DATA TO USE
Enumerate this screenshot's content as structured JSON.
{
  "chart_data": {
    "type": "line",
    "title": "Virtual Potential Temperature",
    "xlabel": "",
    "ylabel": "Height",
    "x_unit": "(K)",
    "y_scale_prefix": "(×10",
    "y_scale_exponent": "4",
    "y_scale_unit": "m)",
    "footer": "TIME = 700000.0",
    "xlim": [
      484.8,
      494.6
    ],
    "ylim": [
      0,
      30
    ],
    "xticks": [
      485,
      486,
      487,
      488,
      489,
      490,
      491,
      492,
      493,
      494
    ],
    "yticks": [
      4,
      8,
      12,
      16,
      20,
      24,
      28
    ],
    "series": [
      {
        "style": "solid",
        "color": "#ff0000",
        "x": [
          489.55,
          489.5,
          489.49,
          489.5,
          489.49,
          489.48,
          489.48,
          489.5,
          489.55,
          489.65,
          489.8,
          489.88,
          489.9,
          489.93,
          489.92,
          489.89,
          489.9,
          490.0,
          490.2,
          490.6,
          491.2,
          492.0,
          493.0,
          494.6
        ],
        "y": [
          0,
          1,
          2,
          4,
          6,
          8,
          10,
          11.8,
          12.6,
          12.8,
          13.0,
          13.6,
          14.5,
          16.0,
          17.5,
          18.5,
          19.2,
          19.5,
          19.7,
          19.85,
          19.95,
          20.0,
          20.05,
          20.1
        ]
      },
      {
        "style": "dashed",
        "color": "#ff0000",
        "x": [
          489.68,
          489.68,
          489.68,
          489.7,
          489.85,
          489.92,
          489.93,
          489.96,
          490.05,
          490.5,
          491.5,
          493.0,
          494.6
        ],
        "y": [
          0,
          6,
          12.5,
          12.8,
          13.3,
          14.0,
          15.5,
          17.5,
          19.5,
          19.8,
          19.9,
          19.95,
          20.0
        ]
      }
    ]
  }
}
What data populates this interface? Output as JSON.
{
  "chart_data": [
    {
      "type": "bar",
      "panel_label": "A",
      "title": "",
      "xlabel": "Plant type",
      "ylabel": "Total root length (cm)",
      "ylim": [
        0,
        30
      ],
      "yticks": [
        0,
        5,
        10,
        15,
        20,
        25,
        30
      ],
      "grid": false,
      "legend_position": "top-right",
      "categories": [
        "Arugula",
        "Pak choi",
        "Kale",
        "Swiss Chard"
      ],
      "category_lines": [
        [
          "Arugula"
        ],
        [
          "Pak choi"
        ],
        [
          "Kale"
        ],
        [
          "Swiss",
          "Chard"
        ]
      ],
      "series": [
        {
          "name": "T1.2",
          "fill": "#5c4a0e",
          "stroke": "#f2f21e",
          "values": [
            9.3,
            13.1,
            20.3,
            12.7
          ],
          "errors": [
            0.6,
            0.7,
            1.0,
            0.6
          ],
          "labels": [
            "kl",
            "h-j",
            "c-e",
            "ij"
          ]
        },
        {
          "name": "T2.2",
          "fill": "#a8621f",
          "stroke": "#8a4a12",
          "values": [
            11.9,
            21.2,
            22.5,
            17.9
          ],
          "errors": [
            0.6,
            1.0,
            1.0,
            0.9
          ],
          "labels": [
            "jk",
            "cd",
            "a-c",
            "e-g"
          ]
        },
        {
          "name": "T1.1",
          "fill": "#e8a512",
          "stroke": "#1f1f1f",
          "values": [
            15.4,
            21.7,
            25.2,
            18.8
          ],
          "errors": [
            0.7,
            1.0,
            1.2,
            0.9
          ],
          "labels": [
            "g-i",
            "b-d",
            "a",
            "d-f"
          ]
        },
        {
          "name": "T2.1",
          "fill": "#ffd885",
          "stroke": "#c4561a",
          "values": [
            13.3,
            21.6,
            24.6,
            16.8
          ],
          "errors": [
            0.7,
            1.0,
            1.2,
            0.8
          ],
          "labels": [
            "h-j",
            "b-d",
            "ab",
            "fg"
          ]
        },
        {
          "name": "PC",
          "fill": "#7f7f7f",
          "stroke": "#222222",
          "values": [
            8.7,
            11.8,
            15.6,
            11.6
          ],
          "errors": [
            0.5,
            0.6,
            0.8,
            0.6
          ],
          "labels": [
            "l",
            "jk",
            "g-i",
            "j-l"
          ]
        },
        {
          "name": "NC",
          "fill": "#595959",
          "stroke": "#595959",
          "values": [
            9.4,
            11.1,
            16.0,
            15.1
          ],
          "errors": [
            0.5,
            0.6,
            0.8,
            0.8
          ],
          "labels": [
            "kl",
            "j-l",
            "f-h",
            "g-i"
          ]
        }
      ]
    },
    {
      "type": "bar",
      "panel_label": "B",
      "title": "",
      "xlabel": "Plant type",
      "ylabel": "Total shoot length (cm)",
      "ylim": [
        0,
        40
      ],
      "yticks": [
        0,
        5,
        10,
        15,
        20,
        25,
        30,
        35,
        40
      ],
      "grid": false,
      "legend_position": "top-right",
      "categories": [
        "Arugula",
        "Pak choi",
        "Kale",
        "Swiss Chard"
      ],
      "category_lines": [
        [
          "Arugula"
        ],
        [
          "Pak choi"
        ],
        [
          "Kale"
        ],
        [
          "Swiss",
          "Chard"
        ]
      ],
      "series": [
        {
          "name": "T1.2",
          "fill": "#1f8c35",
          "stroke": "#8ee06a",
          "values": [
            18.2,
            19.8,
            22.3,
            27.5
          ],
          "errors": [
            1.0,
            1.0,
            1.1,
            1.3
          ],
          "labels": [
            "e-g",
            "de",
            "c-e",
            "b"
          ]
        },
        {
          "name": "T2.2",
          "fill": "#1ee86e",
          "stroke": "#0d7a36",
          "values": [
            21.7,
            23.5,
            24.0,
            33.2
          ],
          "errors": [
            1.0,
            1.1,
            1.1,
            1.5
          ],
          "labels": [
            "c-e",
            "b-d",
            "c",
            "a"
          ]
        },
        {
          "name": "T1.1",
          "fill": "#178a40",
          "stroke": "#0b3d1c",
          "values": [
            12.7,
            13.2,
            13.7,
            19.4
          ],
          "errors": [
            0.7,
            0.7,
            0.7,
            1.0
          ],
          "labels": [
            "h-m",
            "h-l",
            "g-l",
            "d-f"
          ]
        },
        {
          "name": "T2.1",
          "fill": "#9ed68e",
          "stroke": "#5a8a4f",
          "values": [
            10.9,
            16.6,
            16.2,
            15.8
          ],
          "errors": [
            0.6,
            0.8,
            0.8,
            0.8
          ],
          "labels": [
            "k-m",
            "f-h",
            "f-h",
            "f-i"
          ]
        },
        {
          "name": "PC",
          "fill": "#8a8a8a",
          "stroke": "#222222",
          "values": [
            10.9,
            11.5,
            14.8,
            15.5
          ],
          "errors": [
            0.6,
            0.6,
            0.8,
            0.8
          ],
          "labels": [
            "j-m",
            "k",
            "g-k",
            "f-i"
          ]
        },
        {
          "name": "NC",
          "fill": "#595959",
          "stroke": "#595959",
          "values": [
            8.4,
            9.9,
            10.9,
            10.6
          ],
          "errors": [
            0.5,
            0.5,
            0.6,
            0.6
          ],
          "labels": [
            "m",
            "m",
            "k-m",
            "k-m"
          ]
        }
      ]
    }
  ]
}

EXERCISE TASK
Quote the listing in full, please, keeping every line exact.

EXERCISE OUTPUT
Enumerate this screenshot's content as structured JSON.
{
  "chart_data": {
    "type": "line",
    "title": "Virtual Potential Temperature",
    "xlabel": "",
    "ylabel": "Height",
    "x_unit": "(K)",
    "y_scale_prefix": "(×10",
    "y_scale_exponent": "4",
    "y_scale_unit": "m)",
    "footer": "TIME = 700000.0",
    "xlim": [
      484.8,
      494.6
    ],
    "ylim": [
      0,
      30
    ],
    "xticks": [
      485,
      486,
      487,
      488,
      489,
      490,
      491,
      492,
      493,
      494
    ],
    "yticks": [
      4,
      8,
      12,
      16,
      20,
      24,
      28
    ],
    "series": [
      {
        "style": "solid",
        "color": "#ff0000",
        "x": [
          489.55,
          489.5,
          489.49,
          489.5,
          489.49,
          489.48,
          489.48,
          489.5,
          489.55,
          489.65,
          489.8,
          489.88,
          489.9,
          489.93,
          489.92,
          489.89,
          489.9,
          490.0,
          490.2,
          490.6,
          491.2,
          492.0,
          493.0,
          494.6
        ],
        "y": [
          0,
          1,
          2,
          4,
          6,
          8,
          10,
          11.8,
          12.6,
          12.8,
          13.0,
          13.6,
          14.5,
          16.0,
          17.5,
          18.5,
          19.2,
          19.5,
          19.7,
          19.85,
          19.95,
          20.0,
          20.05,
          20.1
        ]
      },
      {
        "style": "dashed",
        "color": "#ff0000",
        "x": [
          489.68,
          489.68,
          489.68,
          489.7,
          489.85,
          489.92,
          489.93,
          489.96,
          490.05,
          490.5,
          491.5,
          493.0,
          494.6
        ],
        "y": [
          0,
          6,
          12.5,
          12.8,
          13.3,
          14.0,
          15.5,
          17.5,
          19.5,
          19.8,
          19.9,
          19.95,
          20.0
        ]
      }
    ]
  }
}
What data populates this interface? Output as JSON.
{
  "chart_data": [
    {
      "type": "bar",
      "panel_label": "A",
      "title": "",
      "xlabel": "Plant type",
      "ylabel": "Total root length (cm)",
      "ylim": [
        0,
        30
      ],
      "yticks": [
        0,
        5,
        10,
        15,
        20,
        25,
        30
      ],
      "grid": false,
      "legend_position": "top-right",
      "categories": [
        "Arugula",
        "Pak choi",
        "Kale",
        "Swiss Chard"
      ],
      "category_lines": [
        [
          "Arugula"
        ],
        [
          "Pak choi"
        ],
        [
          "Kale"
        ],
        [
          "Swiss",
          "Chard"
        ]
      ],
      "series": [
        {
          "name": "T1.2",
          "fill": "#5c4a0e",
          "stroke": "#f2f21e",
          "values": [
            9.3,
            13.1,
            20.3,
            12.7
          ],
          "errors": [
            0.6,
            0.7,
            1.0,
            0.6
          ],
          "labels": [
            "kl",
            "h-j",
            "c-e",
            "ij"
          ]
        },
        {
          "name": "T2.2",
          "fill": "#a8621f",
          "stroke": "#8a4a12",
          "values": [
            11.9,
            21.2,
            22.5,
            17.9
          ],
          "errors": [
            0.6,
            1.0,
            1.0,
            0.9
          ],
          "labels": [
            "jk",
            "cd",
            "a-c",
            "e-g"
          ]
        },
        {
          "name": "T1.1",
          "fill": "#e8a512",
          "stroke": "#1f1f1f",
          "values": [
            15.4,
            21.7,
            25.2,
            18.8
          ],
          "errors": [
            0.7,
            1.0,
            1.2,
            0.9
          ],
          "labels": [
            "g-i",
            "b-d",
            "a",
            "d-f"
          ]
        },
        {
          "name": "T2.1",
          "fill": "#ffd885",
          "stroke": "#c4561a",
          "values": [
            13.3,
            21.6,
            24.6,
            16.8
          ],
          "errors": [
            0.7,
            1.0,
            1.2,
            0.8
          ],
          "labels": [
            "h-j",
            "b-d",
            "ab",
            "fg"
          ]
        },
        {
          "name": "PC",
          "fill": "#7f7f7f",
          "stroke": "#222222",
          "values": [
            8.7,
            11.8,
            15.6,
            11.6
          ],
          "errors": [
            0.5,
            0.6,
            0.8,
            0.6
          ],
          "labels": [
            "l",
            "jk",
            "g-i",
            "j-l"
          ]
        },
        {
          "name": "NC",
          "fill": "#595959",
          "stroke": "#595959",
          "values": [
            9.4,
            11.1,
            16.0,
            15.1
          ],
          "errors": [
            0.5,
            0.6,
            0.8,
            0.8
          ],
          "labels": [
            "kl",
            "j-l",
            "f-h",
            "g-i"
          ]
        }
      ]
    },
    {
      "type": "bar",
      "panel_label": "B",
      "title": "",
      "xlabel": "Plant type",
      "ylabel": "Total shoot length (cm)",
      "ylim": [
        0,
        40
      ],
      "yticks": [
        0,
        5,
        10,
        15,
        20,
        25,
        30,
        35,
        40
      ],
      "grid": false,
      "legend_position": "top-right",
      "categories": [
        "Arugula",
        "Pak choi",
        "Kale",
        "Swiss Chard"
      ],
      "category_lines": [
        [
          "Arugula"
        ],
        [
          "Pak choi"
        ],
        [
          "Kale"
        ],
        [
          "Swiss",
          "Chard"
        ]
      ],
      "series": [
        {
          "name": "T1.2",
          "fill": "#1f8c35",
          "stroke": "#8ee06a",
          "values": [
            18.2,
            19.8,
            22.3,
            27.5
          ],
          "errors": [
            1.0,
            1.0,
            1.1,
            1.3
          ],
          "labels": [
            "e-g",
            "de",
            "c-e",
            "b"
          ]
        },
        {
          "name": "T2.2",
          "fill": "#1ee86e",
          "stroke": "#0d7a36",
          "values": [
            21.7,
            23.5,
            24.0,
            33.2
          ],
          "errors": [
            1.0,
            1.1,
            1.1,
            1.5
          ],
          "labels": [
            "c-e",
            "b-d",
            "c",
            "a"
          ]
        },
        {
          "name": "T1.1",
          "fill": "#178a40",
          "stroke": "#0b3d1c",
          "values": [
            12.7,
            13.2,
            13.7,
            19.4
          ],
          "errors": [
            0.7,
            0.7,
            0.7,
            1.0
          ],
          "labels": [
            "h-m",
            "h-l",
            "g-l",
            "d-f"
          ]
        },
        {
          "name": "T2.1",
          "fill": "#9ed68e",
          "stroke": "#5a8a4f",
          "values": [
            10.9,
            16.6,
            16.2,
            15.8
          ],
          "errors": [
            0.6,
            0.8,
            0.8,
            0.8
          ],
          "labels": [
            "k-m",
            "f-h",
            "f-h",
            "f-i"
          ]
        },
        {
          "name": "PC",
          "fill": "#8a8a8a",
          "stroke": "#222222",
          "values": [
            10.9,
            11.5,
            14.8,
            15.5
          ],
          "errors": [
            0.6,
            0.6,
            0.8,
            0.8
          ],
          "labels": [
            "j-m",
            "k",
            "g-k",
            "f-i"
          ]
        },
        {
          "name": "NC",
          "fill": "#595959",
          "stroke": "#595959",
          "values": [
            8.4,
            9.9,
            10.9,
            10.6
          ],
          "errors": [
            0.5,
            0.5,
            0.6,
            0.6
          ],
          "labels": [
            "m",
            "m",
            "k-m",
            "k-m"
          ]
        }
      ]
    }
  ]
}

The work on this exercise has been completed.